## Aufgabe 1:
Gib an, wie viele Zeilen der Auflistung weiter unten die Zeichenfolge "tool" enthalten. Nenne nur die Zahl.

## Textausschnitt:
+++++
Helmuth Schönauer bespricht:
Florian Neuner
Die endgültige Totalverramschung

Der Höhepunkt an literarischer Lieblosigkeit wird oft als Ramsch zusammengefasst. Dieser zeigt sich als monotone Talk-Sendung, wenn im Sitzkreis Sätze über Buchcovers ausgespuckt werden, die man schlampig in die Kamera hält. 

Und er zeigt sich als gigantische Schütten, die in den Eingangsbereichen von Buchhandelsketten ausgelegt sind. Und er steckt schließlich auch in jenen versiegelten Thementaschen, die zur Zentralmatura in Deutsch österreichweit aufgerissen werden, um mit vorgefertigten Satzmodulen eine KI-generierte Zusammenfassung der Einheitsmeinung zu provozieren.

Florian Neuner liefert mit dem Genre Ungekürzte Ausgabe das volle Programm an Totalverramschung ab. Seinen Text könnte man als ultimativen Roman lesen, worin alle erdenklichen Floskeln zusammengetragen sind. Es könnte sich aber auch um einen Schelmenroman handeln, in dem die Literatur als Heldin sich selbst auf die Schaufel nimmt. Und für seriös angehauchte Gemüter ist dieses Erzählprojekt eine raffinierte Kritik am Literaturbetrieb, wie Paul Pechmann im Vorwort erläutert.

Das Buch ist aufgebaut wie eine Schreibwerkstatt für beliebige Texte. Die drei Kapitel stellen das notwendige Material für eine sinnbefreite Unterhaltung dar, als die Literatur mittlerweile praktiziert wird.

Das Inhaltsverzeichnis liest sich als Schmierzettel für eine groteske Schule der Dichtung, und wenn man in bewährter Weise die Anfangssätze jedes Kapitels herausstreicht, hat man das Handbuch der Totalverramschung nicht nur profund gelesen, sondern auch perfekt in die eigene Lektürepsyche eingebaut.


Die Totalverramschung als Lektüre-Inhalation:
[…]
I. Handlung //
Ramsch / Nach der Affäre mit einem verheirateten Mann nimmt sich die erfolgreiche Schauspielerin, die eigentlich in einem preisträchtigen Kostümfilm als Isabella I. von Kastilien vor der Kamera stehen sollte, eine Auszeit in Hamburg. Als sie kurz darauf schwanger wird, beginnt sie eine analytische Psychotherapie. (15)

Charme / Bis dahin mussten 47 Jahre vergehen. Aber noch haben wir es in der Hand. Eine junge Frau entsteigt dem Kofferraum. (27)
+++++
## Aufgabe 2:
Wer erläutert laut der Buchbesprechung im Vorwort, dass das Erzählprojekt eine raffinierte Kritik am Literaturbetrieb ist?

Datensätze zur Layout-Annotation:
+++++
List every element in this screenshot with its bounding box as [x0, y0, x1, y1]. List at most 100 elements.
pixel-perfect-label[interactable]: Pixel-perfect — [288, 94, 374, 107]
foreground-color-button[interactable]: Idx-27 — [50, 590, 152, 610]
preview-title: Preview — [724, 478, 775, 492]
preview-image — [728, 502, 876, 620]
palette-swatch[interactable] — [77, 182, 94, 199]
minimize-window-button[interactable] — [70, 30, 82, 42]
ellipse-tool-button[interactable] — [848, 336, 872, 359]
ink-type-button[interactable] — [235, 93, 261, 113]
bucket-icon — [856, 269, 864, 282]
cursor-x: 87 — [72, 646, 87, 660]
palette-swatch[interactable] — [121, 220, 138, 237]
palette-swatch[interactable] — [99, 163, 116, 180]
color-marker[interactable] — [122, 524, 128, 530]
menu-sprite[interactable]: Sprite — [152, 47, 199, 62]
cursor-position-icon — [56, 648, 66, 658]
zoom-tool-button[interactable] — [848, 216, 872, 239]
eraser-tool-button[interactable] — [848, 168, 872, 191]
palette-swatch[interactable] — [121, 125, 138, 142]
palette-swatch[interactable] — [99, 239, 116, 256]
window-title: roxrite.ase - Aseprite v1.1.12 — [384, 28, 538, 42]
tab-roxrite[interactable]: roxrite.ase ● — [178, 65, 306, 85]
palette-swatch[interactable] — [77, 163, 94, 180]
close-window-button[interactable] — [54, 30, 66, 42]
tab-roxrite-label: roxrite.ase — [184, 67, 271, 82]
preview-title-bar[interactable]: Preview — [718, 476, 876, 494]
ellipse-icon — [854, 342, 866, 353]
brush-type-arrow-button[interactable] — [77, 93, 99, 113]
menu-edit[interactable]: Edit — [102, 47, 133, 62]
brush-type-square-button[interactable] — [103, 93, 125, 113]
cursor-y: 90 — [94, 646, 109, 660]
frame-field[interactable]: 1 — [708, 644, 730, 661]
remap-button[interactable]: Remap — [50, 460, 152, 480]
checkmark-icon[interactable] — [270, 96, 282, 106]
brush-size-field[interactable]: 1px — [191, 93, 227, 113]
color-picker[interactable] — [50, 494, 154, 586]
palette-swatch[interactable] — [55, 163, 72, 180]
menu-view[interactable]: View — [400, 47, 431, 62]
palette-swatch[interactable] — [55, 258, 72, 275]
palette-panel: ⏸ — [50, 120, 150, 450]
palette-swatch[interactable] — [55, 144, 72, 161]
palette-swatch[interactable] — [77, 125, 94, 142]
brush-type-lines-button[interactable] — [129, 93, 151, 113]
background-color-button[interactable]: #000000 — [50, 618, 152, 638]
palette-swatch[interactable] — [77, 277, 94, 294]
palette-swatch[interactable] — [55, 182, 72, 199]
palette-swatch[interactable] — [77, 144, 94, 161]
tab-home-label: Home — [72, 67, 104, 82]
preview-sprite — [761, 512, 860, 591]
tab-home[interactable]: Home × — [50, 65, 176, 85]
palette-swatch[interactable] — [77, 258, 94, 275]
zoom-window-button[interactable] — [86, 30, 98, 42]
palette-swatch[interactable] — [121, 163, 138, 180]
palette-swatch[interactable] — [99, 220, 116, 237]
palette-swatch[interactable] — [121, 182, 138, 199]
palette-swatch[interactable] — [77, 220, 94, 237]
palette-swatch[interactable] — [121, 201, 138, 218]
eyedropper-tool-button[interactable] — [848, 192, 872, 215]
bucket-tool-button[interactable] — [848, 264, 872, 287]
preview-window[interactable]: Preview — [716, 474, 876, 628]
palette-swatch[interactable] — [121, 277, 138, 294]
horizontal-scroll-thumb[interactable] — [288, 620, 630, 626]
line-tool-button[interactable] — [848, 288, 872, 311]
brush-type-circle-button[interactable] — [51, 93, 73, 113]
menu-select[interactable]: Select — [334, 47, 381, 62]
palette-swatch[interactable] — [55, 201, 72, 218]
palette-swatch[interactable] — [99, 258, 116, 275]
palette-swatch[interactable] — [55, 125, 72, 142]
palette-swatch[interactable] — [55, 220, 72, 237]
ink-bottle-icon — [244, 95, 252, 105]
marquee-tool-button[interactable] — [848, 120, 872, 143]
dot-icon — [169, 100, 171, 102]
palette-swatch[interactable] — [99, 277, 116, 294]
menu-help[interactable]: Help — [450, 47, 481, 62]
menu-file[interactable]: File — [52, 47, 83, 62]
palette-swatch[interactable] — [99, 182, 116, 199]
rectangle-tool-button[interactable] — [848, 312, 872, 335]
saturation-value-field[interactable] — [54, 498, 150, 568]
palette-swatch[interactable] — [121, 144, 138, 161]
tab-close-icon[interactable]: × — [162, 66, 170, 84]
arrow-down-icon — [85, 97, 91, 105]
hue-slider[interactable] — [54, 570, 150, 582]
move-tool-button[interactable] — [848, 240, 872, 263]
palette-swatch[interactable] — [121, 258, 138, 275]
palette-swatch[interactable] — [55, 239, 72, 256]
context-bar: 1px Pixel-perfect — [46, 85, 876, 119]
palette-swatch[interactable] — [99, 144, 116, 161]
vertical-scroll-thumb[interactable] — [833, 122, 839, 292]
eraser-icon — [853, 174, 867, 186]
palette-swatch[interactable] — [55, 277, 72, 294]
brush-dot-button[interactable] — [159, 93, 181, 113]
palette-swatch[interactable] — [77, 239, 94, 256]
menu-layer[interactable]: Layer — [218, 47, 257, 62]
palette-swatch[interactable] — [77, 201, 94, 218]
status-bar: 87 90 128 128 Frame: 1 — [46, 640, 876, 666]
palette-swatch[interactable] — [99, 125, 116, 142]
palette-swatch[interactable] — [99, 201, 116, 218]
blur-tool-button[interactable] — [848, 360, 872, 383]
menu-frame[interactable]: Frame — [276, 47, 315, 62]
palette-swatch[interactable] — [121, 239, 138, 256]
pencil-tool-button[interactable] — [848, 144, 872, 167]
+++++
## Lösung 1:
11

## Lösung 2:
Paul Pechmann.